● TO BE DONE
Locate the word "Name" in the data below, then copy every line that holds it.

(Stored data)
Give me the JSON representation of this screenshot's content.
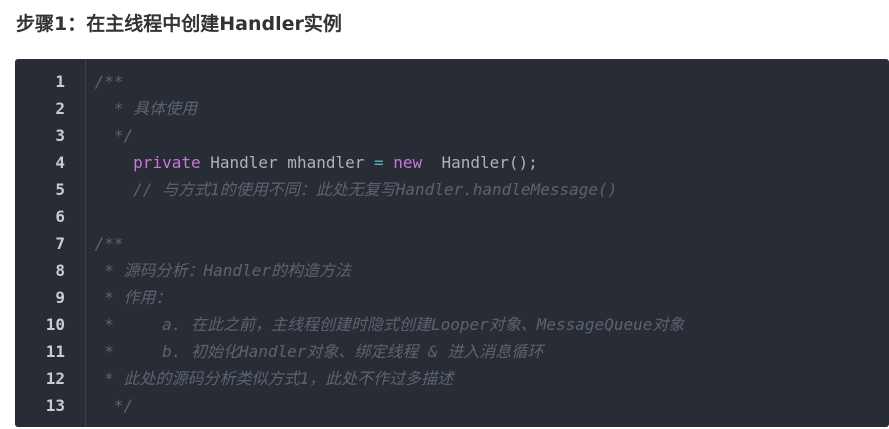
{
  "header": {
    "title": "步骤1：在主线程中创建Handler实例"
  },
  "code": {
    "line_numbers": [
      "1",
      "2",
      "3",
      "4",
      "5",
      "6",
      "7",
      "8",
      "9",
      "10",
      "11",
      "12",
      "13"
    ],
    "lines": [
      {
        "kind": "comment",
        "text": " /**"
      },
      {
        "kind": "comment",
        "text": "   * 具体使用"
      },
      {
        "kind": "comment",
        "text": "   */"
      },
      {
        "kind": "code",
        "indent": "     ",
        "kw1": "private",
        "t1": " Handler mhandler ",
        "op": "=",
        "sp": " ",
        "kw2": "new",
        "t2": "  Handler();"
      },
      {
        "kind": "comment",
        "text": "     // 与方式1的使用不同：此处无复写Handler.handleMessage()"
      },
      {
        "kind": "empty",
        "text": ""
      },
      {
        "kind": "comment",
        "text": " /**"
      },
      {
        "kind": "comment",
        "text": "  * 源码分析：Handler的构造方法"
      },
      {
        "kind": "comment",
        "text": "  * 作用："
      },
      {
        "kind": "comment",
        "text": "  *     a. 在此之前，主线程创建时隐式创建Looper对象、MessageQueue对象"
      },
      {
        "kind": "comment",
        "text": "  *     b. 初始化Handler对象、绑定线程 & 进入消息循环"
      },
      {
        "kind": "comment",
        "text": "  * 此处的源码分析类似方式1，此处不作过多描述"
      },
      {
        "kind": "comment",
        "text": "   */"
      }
    ]
  },
  "colors": {
    "background": "#282c34",
    "comment": "#5c6370",
    "keyword": "#c678dd",
    "operator": "#56b6c2",
    "text": "#abb2bf",
    "line_number": "#c8ccd4"
  }
}
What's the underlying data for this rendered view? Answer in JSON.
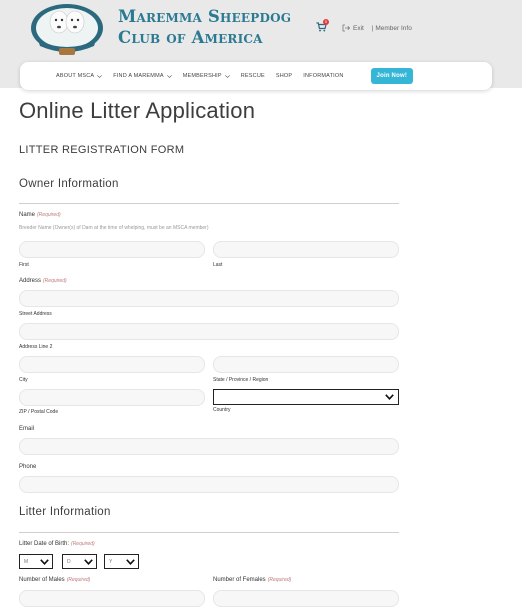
{
  "header": {
    "brand_line1": "Maremma Sheepdog",
    "brand_line2": "Club of America",
    "cart_count": "0",
    "exit_label": "Exit",
    "member_info_label": "| Member Info",
    "logo_text_top": "Maremma Sheepdog",
    "logo_text_bottom": "Club of America",
    "logo_badge": "MSCA"
  },
  "nav": {
    "items": [
      {
        "label": "ABOUT MSCA",
        "dropdown": true
      },
      {
        "label": "FIND A MAREMMA",
        "dropdown": true
      },
      {
        "label": "MEMBERSHIP",
        "dropdown": true
      },
      {
        "label": "RESCUE",
        "dropdown": false
      },
      {
        "label": "SHOP",
        "dropdown": false
      },
      {
        "label": "INFORMATION",
        "dropdown": false
      }
    ],
    "join_label": "Join Now!"
  },
  "page": {
    "title": "Online Litter Application",
    "form_title": "LITTER REGISTRATION FORM"
  },
  "owner": {
    "section_title": "Owner Information",
    "name_label": "Name",
    "required_text": "(Required)",
    "name_hint": "Breeder Name (Owner(s) of Dam at the time of whelping, must be an MSCA member)",
    "first_label": "First",
    "last_label": "Last",
    "address_label": "Address",
    "street_label": "Street Address",
    "line2_label": "Address Line 2",
    "city_label": "City",
    "state_label": "State / Province / Region",
    "zip_label": "ZIP / Postal Code",
    "country_label": "Country",
    "email_label": "Email",
    "phone_label": "Phone"
  },
  "litter": {
    "section_title": "Litter Information",
    "dob_label": "Litter Date of Birth:",
    "month_placeholder": "M",
    "day_placeholder": "D",
    "year_placeholder": "Y",
    "males_label": "Number of Males",
    "females_label": "Number of Females"
  },
  "colors": {
    "brand": "#2b7a91",
    "join": "#36b6d6",
    "header_bg": "#e9e9e9",
    "required": "#c07b7b"
  }
}
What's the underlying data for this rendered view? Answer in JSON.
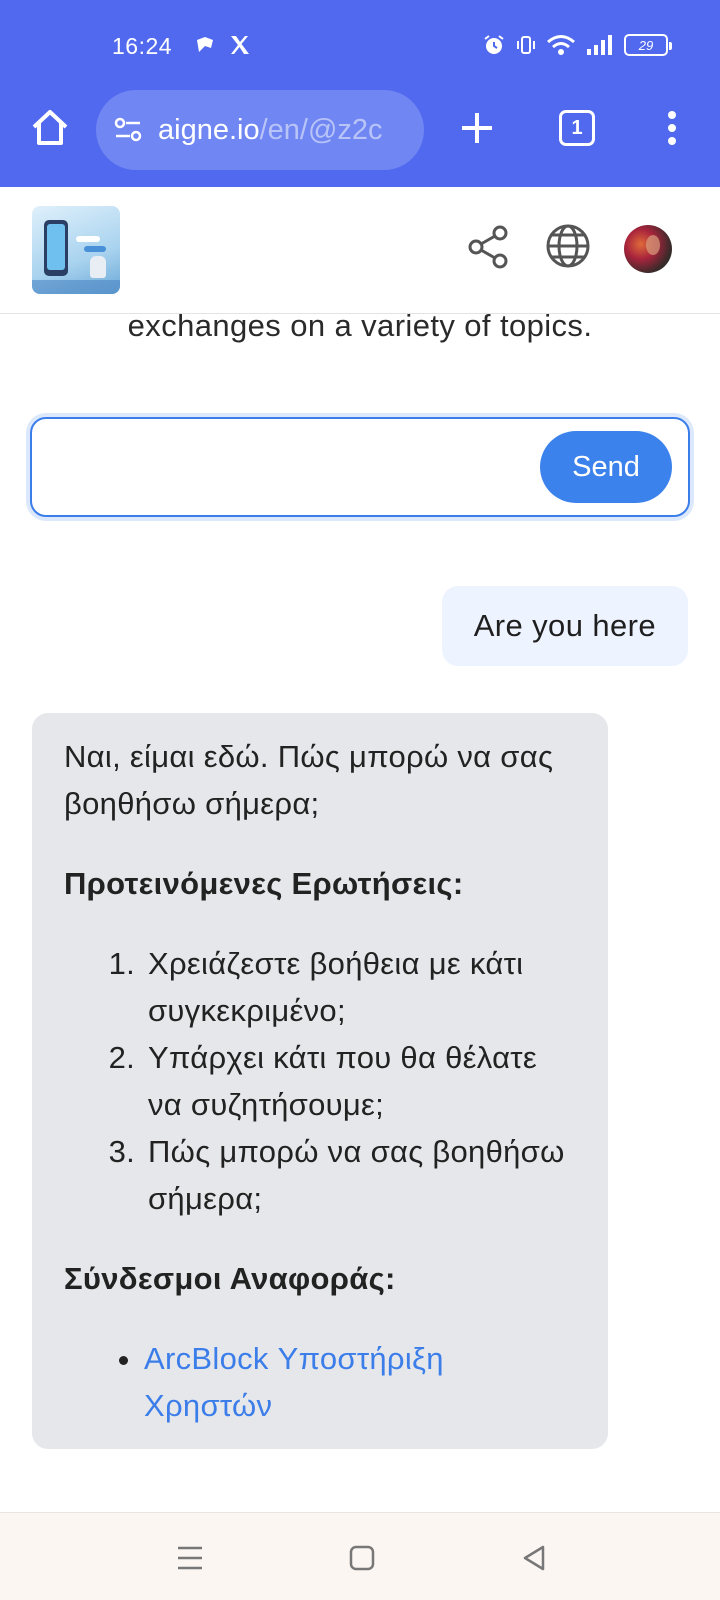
{
  "status_bar": {
    "time": "16:24",
    "battery": "29"
  },
  "browser": {
    "url_host": "aigne.io",
    "url_path": "/en/@z2c",
    "tab_count": "1",
    "icons": [
      "home-icon",
      "site-settings-icon",
      "plus-icon",
      "tabs-icon",
      "more-vert-icon"
    ]
  },
  "header": {
    "icons": [
      "share-icon",
      "globe-icon"
    ]
  },
  "intro": {
    "tail": "exchanges on a variety of topics."
  },
  "composer": {
    "value": "",
    "send_label": "Send"
  },
  "messages": {
    "user": "Are you here",
    "bot": {
      "greeting": "Ναι, είμαι εδώ. Πώς μπορώ να σας βοηθήσω σήμερα;",
      "suggested_heading": "Προτεινόμενες Ερωτήσεις:",
      "suggested": [
        "Χρειάζεστε βοήθεια με κάτι συγκεκριμένο;",
        "Υπάρχει κάτι που θα θέλατε να συζητήσουμε;",
        "Πώς μπορώ να σας βοηθήσω σήμερα;"
      ],
      "links_heading": "Σύνδεσμοι Αναφοράς:",
      "links": [
        "ArcBlock Υποστήριξη Χρηστών"
      ]
    }
  },
  "colors": {
    "browser_bar": "#5169ee",
    "accent": "#3c82ec",
    "bot_bubble": "#e6e7ea",
    "user_bubble": "#eef4ff"
  }
}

● OUTPUT BELOW
    "name_label": "Name",
    "name_hint": "Breeder Name (Owner(s) of Dam at the time of whelping, must be an MSCA member)",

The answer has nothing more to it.